• **EXERCISE DIRECTIONS**:
Read the records below. Copy each line where the string "page" occurs.

┄┄┄┄┄┄┄┄┄┄┄┄┄┄┄┄┄┄┄┄

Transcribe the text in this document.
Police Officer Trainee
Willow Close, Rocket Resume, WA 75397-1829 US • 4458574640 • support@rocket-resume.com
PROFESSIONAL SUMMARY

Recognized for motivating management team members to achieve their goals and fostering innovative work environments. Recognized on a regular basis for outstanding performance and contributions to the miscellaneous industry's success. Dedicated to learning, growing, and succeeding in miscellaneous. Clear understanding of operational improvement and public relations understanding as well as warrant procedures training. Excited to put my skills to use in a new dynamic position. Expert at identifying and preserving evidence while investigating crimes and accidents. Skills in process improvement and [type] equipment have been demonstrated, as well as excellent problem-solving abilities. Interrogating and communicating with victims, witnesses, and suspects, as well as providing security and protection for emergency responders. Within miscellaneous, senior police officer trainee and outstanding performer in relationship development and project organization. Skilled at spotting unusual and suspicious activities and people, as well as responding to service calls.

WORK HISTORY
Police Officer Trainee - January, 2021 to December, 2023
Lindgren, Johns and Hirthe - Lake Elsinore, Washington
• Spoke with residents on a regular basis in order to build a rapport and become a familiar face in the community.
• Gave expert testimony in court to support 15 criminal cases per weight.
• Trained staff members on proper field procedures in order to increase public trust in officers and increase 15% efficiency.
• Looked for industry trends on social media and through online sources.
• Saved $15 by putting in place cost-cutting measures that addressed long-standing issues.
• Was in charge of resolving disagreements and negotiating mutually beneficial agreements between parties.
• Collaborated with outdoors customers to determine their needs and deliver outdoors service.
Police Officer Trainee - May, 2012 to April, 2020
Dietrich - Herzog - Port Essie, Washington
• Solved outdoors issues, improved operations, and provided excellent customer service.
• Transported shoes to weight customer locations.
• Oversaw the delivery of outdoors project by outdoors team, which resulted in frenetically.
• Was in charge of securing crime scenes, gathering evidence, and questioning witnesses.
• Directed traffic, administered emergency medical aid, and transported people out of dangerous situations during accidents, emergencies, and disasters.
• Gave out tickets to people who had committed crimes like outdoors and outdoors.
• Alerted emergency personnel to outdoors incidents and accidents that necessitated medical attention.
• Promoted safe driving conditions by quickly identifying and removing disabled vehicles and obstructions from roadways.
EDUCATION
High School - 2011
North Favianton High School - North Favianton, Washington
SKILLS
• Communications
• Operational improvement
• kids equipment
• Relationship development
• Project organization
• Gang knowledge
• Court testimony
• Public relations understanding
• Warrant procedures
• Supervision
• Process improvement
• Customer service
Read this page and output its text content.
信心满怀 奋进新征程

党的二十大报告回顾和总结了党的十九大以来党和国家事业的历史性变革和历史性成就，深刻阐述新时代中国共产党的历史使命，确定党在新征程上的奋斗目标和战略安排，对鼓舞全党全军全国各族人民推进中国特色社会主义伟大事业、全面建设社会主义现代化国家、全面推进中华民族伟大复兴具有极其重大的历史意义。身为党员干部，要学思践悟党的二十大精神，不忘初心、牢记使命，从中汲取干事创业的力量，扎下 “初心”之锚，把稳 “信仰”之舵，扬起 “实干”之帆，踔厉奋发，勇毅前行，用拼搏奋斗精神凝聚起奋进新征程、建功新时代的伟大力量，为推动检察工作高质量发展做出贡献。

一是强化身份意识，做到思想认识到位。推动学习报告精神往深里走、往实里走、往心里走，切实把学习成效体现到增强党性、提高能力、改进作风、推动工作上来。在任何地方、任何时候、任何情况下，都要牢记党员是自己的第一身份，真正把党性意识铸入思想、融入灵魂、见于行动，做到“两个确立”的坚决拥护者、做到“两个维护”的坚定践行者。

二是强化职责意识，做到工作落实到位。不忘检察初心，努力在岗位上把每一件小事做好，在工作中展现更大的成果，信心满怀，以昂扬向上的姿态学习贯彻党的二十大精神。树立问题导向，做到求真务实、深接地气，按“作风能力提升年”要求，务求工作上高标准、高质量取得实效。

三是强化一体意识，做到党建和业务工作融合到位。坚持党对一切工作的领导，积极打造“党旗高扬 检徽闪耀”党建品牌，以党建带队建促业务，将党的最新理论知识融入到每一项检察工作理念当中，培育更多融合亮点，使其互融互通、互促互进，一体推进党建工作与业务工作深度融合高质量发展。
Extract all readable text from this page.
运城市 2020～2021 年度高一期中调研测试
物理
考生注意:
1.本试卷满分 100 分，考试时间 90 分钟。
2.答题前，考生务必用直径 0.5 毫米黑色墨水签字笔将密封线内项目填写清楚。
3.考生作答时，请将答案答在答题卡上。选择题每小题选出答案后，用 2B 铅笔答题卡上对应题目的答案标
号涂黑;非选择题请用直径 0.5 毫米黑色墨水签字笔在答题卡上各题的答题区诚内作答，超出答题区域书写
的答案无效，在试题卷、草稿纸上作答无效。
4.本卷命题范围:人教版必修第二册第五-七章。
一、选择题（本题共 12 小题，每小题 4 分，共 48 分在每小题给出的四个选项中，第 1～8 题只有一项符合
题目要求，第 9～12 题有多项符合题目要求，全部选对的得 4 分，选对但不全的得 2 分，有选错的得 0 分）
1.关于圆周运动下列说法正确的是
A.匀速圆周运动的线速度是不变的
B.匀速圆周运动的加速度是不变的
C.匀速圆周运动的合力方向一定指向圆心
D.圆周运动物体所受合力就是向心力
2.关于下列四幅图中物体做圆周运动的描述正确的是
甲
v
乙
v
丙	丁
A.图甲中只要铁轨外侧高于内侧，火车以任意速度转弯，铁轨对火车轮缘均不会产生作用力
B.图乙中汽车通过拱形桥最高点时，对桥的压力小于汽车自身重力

┄┄┄┄┄┄┄┄┄┄┄┄┄┄┄┄┄┄┄┄

• **ANSWER FOR THE TASK**:
Read this page and output its text content.
Extract all readable text from this page.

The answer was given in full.